### Record extracts
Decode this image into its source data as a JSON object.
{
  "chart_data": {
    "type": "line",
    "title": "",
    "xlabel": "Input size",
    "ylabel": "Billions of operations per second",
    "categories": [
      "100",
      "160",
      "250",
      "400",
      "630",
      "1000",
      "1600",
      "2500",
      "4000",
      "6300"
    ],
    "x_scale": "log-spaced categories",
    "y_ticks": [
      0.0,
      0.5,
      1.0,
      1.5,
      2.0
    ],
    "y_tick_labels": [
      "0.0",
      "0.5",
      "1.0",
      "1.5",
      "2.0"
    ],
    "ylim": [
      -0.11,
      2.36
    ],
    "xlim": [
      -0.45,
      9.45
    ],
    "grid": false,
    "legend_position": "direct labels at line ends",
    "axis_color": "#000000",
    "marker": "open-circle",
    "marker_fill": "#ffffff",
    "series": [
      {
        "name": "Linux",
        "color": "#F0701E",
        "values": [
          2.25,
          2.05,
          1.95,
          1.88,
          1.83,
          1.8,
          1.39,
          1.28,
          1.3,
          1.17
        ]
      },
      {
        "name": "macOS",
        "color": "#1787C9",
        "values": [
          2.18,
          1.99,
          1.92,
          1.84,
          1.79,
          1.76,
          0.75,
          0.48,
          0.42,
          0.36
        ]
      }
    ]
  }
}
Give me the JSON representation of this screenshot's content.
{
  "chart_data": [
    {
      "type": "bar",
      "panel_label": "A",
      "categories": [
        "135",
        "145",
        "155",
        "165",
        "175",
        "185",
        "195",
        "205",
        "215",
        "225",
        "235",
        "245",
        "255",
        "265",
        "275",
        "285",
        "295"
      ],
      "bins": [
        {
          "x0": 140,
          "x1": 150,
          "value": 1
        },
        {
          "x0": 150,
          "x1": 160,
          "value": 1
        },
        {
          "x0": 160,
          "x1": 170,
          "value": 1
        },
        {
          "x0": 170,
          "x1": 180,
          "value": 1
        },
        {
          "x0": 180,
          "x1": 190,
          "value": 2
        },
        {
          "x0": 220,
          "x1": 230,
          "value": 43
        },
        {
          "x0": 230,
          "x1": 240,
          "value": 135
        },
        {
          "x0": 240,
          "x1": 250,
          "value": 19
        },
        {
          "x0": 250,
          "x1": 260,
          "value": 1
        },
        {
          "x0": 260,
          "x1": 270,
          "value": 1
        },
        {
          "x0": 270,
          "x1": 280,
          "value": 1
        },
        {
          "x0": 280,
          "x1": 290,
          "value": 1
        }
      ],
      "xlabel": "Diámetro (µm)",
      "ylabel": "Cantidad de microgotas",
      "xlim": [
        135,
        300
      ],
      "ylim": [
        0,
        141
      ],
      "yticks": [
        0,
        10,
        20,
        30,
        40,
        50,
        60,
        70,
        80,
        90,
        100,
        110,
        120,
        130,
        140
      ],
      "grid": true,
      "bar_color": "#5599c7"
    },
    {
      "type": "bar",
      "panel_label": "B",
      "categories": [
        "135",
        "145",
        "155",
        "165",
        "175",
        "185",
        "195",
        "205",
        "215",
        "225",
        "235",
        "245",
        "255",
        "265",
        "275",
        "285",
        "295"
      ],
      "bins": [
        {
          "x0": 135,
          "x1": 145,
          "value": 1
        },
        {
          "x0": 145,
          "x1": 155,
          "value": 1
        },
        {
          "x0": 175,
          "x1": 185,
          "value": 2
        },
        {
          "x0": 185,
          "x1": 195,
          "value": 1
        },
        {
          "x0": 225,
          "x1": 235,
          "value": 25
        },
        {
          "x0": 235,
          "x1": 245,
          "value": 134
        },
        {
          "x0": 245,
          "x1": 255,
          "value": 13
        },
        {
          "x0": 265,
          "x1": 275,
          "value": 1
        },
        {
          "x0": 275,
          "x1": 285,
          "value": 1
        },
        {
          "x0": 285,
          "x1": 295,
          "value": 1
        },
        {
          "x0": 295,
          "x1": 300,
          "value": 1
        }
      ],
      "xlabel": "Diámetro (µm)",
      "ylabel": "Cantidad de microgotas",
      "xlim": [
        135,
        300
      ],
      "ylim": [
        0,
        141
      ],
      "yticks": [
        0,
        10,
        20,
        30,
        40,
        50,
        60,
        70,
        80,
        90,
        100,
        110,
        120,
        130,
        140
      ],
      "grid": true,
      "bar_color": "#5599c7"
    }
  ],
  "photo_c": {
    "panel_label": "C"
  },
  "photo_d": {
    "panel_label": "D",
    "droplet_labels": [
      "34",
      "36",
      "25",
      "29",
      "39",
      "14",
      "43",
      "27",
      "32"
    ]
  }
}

### Work to do
Go through the preceding material and copy each line that has the word "JSON".

### The completed task
Decode this image into its source data as a JSON object.
Give me the JSON representation of this screenshot's content.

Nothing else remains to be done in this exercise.